* _Challenge_: Render the items below as a Markdown table with two columns, Row and Line, one numbered row per line. Leave out blank lines.

* _Excerpted data_:
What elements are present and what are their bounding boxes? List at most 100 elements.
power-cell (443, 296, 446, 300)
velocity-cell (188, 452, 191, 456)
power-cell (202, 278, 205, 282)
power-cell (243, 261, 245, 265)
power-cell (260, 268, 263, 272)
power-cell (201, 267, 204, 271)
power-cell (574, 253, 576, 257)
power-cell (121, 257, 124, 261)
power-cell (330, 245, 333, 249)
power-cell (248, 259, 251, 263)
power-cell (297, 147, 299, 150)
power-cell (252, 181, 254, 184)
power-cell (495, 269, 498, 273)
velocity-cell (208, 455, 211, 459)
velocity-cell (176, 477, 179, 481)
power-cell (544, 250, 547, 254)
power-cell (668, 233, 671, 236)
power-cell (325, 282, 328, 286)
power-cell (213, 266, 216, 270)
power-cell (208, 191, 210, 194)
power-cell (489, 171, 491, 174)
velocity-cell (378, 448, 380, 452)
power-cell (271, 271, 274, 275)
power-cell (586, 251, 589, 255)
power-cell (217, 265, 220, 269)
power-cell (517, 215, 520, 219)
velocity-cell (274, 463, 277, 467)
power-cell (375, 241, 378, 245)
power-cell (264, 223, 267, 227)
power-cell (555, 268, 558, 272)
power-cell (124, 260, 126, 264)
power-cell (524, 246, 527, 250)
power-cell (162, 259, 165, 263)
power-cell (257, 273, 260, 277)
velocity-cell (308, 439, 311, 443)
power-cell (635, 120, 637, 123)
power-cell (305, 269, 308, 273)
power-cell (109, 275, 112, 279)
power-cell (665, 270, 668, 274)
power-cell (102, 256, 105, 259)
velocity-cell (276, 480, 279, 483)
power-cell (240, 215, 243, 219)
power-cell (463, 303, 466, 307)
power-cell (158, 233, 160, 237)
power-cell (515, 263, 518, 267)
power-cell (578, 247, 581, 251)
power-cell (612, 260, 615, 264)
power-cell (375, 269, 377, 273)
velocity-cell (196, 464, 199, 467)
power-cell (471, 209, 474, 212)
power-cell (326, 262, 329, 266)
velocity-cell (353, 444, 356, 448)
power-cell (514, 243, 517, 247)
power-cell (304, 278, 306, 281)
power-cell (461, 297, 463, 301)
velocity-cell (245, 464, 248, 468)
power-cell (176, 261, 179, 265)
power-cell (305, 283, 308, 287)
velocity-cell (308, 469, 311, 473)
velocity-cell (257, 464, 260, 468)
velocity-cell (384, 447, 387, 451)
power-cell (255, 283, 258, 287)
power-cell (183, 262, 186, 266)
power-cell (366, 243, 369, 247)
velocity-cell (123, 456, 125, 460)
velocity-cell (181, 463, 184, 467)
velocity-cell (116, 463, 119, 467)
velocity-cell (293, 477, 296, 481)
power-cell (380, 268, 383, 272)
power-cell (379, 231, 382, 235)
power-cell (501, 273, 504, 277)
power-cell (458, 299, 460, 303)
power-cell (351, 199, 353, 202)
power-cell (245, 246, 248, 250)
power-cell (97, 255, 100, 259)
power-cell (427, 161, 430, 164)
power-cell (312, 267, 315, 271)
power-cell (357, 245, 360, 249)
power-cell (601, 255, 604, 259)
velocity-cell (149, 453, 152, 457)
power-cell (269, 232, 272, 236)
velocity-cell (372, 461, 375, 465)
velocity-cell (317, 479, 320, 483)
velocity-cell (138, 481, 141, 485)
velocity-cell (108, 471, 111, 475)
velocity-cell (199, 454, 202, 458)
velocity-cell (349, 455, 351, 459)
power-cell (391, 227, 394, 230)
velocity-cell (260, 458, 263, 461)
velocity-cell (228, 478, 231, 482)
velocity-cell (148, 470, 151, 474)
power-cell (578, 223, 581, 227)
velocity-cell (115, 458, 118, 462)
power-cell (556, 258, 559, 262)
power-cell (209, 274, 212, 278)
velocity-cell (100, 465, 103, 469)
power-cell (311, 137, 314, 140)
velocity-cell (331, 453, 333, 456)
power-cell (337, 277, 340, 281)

* _Task response_:
| Row | Line |
|---|---|
| 1 | What elements are present and what are their bounding boxes? List at most 100 elements. |
| 2 | power-cell (443, 296, 446, 300) |
| 3 | velocity-cell (188, 452, 191, 456) |
| 4 | power-cell (202, 278, 205, 282) |
| 5 | power-cell (243, 261, 245, 265) |
| 6 | power-cell (260, 268, 263, 272) |
| 7 | power-cell (201, 267, 204, 271) |
| 8 | power-cell (574, 253, 576, 257) |
| 9 | power-cell (121, 257, 124, 261) |
| 10 | power-cell (330, 245, 333, 249) |
| 11 | power-cell (248, 259, 251, 263) |
| 12 | power-cell (297, 147, 299, 150) |
| 13 | power-cell (252, 181, 254, 184) |
| 14 | power-cell (495, 269, 498, 273) |
| 15 | velocity-cell (208, 455, 211, 459) |
| 16 | velocity-cell (176, 477, 179, 481) |
| 17 | power-cell (544, 250, 547, 254) |
| 18 | power-cell (668, 233, 671, 236) |
| 19 | power-cell (325, 282, 328, 286) |
| 20 | power-cell (213, 266, 216, 270) |
| 21 | power-cell (208, 191, 210, 194) |
| 22 | power-cell (489, 171, 491, 174) |
| 23 | velocity-cell (378, 448, 380, 452) |
| 24 | power-cell (271, 271, 274, 275) |
| 25 | power-cell (586, 251, 589, 255) |
| 26 | power-cell (217, 265, 220, 269) |
| 27 | power-cell (517, 215, 520, 219) |
| 28 | velocity-cell (274, 463, 277, 467) |
| 29 | power-cell (375, 241, 378, 245) |
| 30 | power-cell (264, 223, 267, 227) |
| 31 | power-cell (555, 268, 558, 272) |
| 32 | power-cell (124, 260, 126, 264) |
| 33 | power-cell (524, 246, 527, 250) |
| 34 | power-cell (162, 259, 165, 263) |
| 35 | power-cell (257, 273, 260, 277) |
| 36 | velocity-cell (308, 439, 311, 443) |
| 37 | power-cell (635, 120, 637, 123) |
| 38 | power-cell (305, 269, 308, 273) |
| 39 | power-cell (109, 275, 112, 279) |
| 40 | power-cell (665, 270, 668, 274) |
| 41 | power-cell (102, 256, 105, 259) |
| 42 | velocity-cell (276, 480, 279, 483) |
| 43 | power-cell (240, 215, 243, 219) |
| 44 | power-cell (463, 303, 466, 307) |
| 45 | power-cell (158, 233, 160, 237) |
| 46 | power-cell (515, 263, 518, 267) |
| 47 | power-cell (578, 247, 581, 251) |
| 48 | power-cell (612, 260, 615, 264) |
| 49 | power-cell (375, 269, 377, 273) |
| 50 | velocity-cell (196, 464, 199, 467) |
| 51 | power-cell (471, 209, 474, 212) |
| 52 | power-cell (326, 262, 329, 266) |
| 53 | velocity-cell (353, 444, 356, 448) |
| 54 | power-cell (514, 243, 517, 247) |
| 55 | power-cell (304, 278, 306, 281) |
| 56 | power-cell (461, 297, 463, 301) |
| 57 | velocity-cell (245, 464, 248, 468) |
| 58 | power-cell (176, 261, 179, 265) |
| 59 | power-cell (305, 283, 308, 287) |
| 60 | velocity-cell (308, 469, 311, 473) |
| 61 | velocity-cell (257, 464, 260, 468) |
| 62 | velocity-cell (384, 447, 387, 451) |
| 63 | power-cell (255, 283, 258, 287) |
| 64 | power-cell (183, 262, 186, 266) |
| 65 | power-cell (366, 243, 369, 247) |
| 66 | velocity-cell (123, 456, 125, 460) |
| 67 | velocity-cell (181, 463, 184, 467) |
| 68 | velocity-cell (116, 463, 119, 467) |
| 69 | velocity-cell (293, 477, 296, 481) |
| 70 | power-cell (380, 268, 383, 272) |
| 71 | power-cell (379, 231, 382, 235) |
| 72 | power-cell (501, 273, 504, 277) |
| 73 | power-cell (458, 299, 460, 303) |
| 74 | power-cell (351, 199, 353, 202) |
| 75 | power-cell (245, 246, 248, 250) |
| 76 | power-cell (97, 255, 100, 259) |
| 77 | power-cell (427, 161, 430, 164) |
| 78 | power-cell (312, 267, 315, 271) |
| 79 | power-cell (357, 245, 360, 249) |
| 80 | power-cell (601, 255, 604, 259) |
| 81 | velocity-cell (149, 453, 152, 457) |
| 82 | power-cell (269, 232, 272, 236) |
| 83 | velocity-cell (372, 461, 375, 465) |
| 84 | velocity-cell (317, 479, 320, 483) |
| 85 | velocity-cell (138, 481, 141, 485) |
| 86 | velocity-cell (108, 471, 111, 475) |
| 87 | velocity-cell (199, 454, 202, 458) |
| 88 | velocity-cell (349, 455, 351, 459) |
| 89 | power-cell (391, 227, 394, 230) |
| 90 | velocity-cell (260, 458, 263, 461) |
| 91 | velocity-cell (228, 478, 231, 482) |
| 92 | velocity-cell (148, 470, 151, 474) |
| 93 | power-cell (578, 223, 581, 227) |
| 94 | velocity-cell (115, 458, 118, 462) |
| 95 | power-cell (556, 258, 559, 262) |
| 96 | power-cell (209, 274, 212, 278) |
| 97 | velocity-cell (100, 465, 103, 469) |
| 98 | power-cell (311, 137, 314, 140) |
| 99 | velocity-cell (331, 453, 333, 456) |
| 100 | power-cell (337, 277, 340, 281) |